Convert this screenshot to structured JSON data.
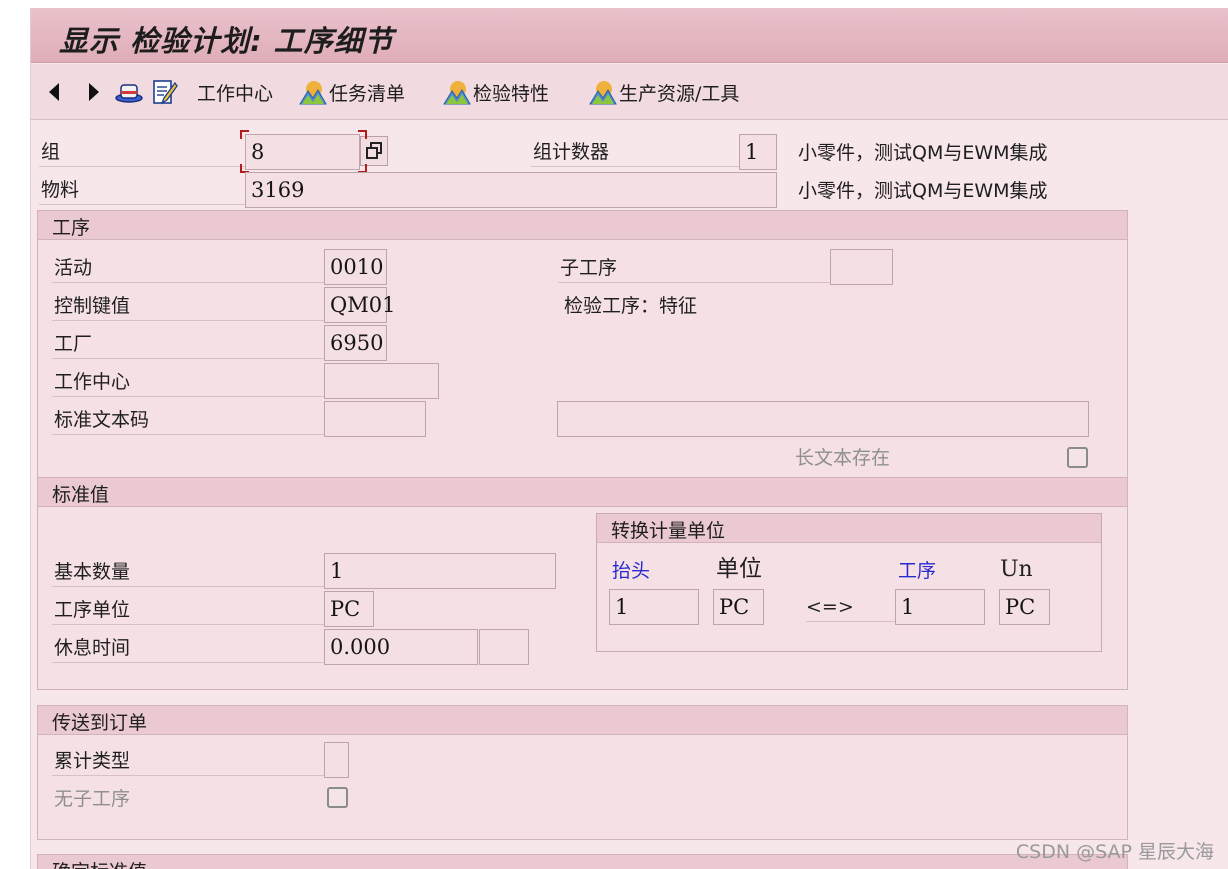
{
  "window": {
    "title": "显示 检验计划: 工序细节"
  },
  "toolbar": {
    "work_center": "工作中心",
    "task_list": "任务清单",
    "insp_char": "检验特性",
    "prt": "生产资源/工具"
  },
  "header": {
    "group_label": "组",
    "group_value": "8",
    "counter_label": "组计数器",
    "counter_value": "1",
    "group_desc": "小零件，测试QM与EWM集成",
    "material_label": "物料",
    "material_value": "3169",
    "material_desc": "小零件，测试QM与EWM集成"
  },
  "operation": {
    "title": "工序",
    "activity_label": "活动",
    "activity_value": "0010",
    "sub_op_label": "子工序",
    "sub_op_value": "",
    "control_key_label": "控制键值",
    "control_key_value": "QM01",
    "control_key_desc": "检验工序：特征",
    "plant_label": "工厂",
    "plant_value": "6950",
    "work_center_label": "工作中心",
    "work_center_value": "",
    "std_text_label": "标准文本码",
    "std_text_value": "",
    "std_text_desc": "",
    "long_text_label": "长文本存在"
  },
  "standard_values": {
    "title": "标准值",
    "base_qty_label": "基本数量",
    "base_qty_value": "1",
    "op_unit_label": "工序单位",
    "op_unit_value": "PC",
    "break_label": "休息时间",
    "break_value": "0.000",
    "break_unit": "",
    "conversion": {
      "title": "转换计量单位",
      "header_label": "抬头",
      "unit_label": "单位",
      "op_label": "工序",
      "un_label": "Un",
      "header_qty": "1",
      "header_unit": "PC",
      "arrow": "<=>",
      "op_qty": "1",
      "op_unit": "PC"
    }
  },
  "transfer": {
    "title": "传送到订单",
    "cum_type_label": "累计类型",
    "cum_type_value": "",
    "no_subop_label": "无子工序"
  },
  "next_section": {
    "title": "确定标准值"
  },
  "watermark": "CSDN @SAP 星辰大海",
  "colors": {
    "title_bg": "#e3b6c0",
    "panel_bg": "#f7e6ea",
    "group_head": "#ebc9d1",
    "link_blue": "#2a2ad0"
  }
}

====

_SET EXERCISE_
From the material above, gather all lines that include the string "测试QM与EWM集成" and copy them.

_TASK RESPONSE_
    "group_desc": "小零件，测试QM与EWM集成",
    "material_desc": "小零件，测试QM与EWM集成"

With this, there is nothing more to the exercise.